Objective:
Copy every line of the data in which the word "name" occurs.
— start Information provided —
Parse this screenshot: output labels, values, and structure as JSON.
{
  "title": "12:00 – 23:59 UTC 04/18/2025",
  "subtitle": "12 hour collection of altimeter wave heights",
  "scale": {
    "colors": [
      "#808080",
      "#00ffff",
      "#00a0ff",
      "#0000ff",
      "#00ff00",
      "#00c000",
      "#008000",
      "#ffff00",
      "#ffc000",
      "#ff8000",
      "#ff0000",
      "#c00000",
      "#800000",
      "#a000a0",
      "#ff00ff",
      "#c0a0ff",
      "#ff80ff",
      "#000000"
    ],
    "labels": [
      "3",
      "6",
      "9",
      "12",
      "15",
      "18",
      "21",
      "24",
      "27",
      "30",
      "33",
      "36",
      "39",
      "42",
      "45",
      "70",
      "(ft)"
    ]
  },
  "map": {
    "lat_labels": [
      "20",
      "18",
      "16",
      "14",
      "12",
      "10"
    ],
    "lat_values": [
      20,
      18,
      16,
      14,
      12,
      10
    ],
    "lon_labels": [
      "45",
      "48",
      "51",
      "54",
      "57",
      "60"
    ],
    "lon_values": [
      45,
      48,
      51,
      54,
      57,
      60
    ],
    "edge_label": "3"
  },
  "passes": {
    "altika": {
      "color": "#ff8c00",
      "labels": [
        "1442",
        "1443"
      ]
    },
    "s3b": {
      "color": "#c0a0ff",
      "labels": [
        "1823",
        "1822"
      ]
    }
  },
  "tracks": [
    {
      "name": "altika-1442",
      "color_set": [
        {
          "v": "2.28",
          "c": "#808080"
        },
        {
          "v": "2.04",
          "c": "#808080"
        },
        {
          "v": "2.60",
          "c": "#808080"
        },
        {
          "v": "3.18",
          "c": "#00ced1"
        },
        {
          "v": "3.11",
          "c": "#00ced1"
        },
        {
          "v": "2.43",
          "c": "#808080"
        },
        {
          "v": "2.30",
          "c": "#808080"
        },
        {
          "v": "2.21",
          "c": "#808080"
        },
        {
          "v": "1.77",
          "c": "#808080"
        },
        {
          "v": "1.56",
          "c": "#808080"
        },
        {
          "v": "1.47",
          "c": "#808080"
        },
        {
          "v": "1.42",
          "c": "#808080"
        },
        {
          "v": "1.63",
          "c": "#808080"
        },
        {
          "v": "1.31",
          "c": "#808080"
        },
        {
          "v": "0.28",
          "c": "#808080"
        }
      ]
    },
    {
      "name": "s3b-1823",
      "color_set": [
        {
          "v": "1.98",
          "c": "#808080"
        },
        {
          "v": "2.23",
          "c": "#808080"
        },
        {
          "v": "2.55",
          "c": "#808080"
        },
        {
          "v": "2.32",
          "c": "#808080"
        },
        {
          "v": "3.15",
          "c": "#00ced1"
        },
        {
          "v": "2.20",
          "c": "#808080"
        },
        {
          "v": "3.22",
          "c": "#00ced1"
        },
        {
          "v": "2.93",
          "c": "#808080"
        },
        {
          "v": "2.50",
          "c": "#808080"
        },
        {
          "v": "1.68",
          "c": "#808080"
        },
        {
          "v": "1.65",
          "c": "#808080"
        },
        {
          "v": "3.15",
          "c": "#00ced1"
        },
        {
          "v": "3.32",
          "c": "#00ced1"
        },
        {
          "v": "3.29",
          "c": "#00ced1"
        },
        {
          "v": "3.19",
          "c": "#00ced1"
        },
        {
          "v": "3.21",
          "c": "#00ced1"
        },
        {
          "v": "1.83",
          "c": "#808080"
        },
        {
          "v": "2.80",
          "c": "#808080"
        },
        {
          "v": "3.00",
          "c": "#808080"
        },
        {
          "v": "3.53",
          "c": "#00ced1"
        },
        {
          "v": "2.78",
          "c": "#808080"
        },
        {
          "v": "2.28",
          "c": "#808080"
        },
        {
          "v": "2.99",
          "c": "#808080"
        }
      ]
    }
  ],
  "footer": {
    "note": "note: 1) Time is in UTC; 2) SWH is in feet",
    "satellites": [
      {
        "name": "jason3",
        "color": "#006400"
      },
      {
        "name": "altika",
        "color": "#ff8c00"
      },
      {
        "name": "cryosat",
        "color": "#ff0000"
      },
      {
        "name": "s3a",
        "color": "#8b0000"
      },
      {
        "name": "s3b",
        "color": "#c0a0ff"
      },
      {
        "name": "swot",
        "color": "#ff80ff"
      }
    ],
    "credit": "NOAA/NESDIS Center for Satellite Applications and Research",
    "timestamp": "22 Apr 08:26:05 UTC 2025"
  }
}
— end Information provided —
Reply:
      "name": "altika-1442",
      "name": "s3b-1823",
        "name": "jason3",
        "name": "altika",
        "name": "cryosat",
        "name": "s3a",
        "name": "s3b",
        "name": "swot",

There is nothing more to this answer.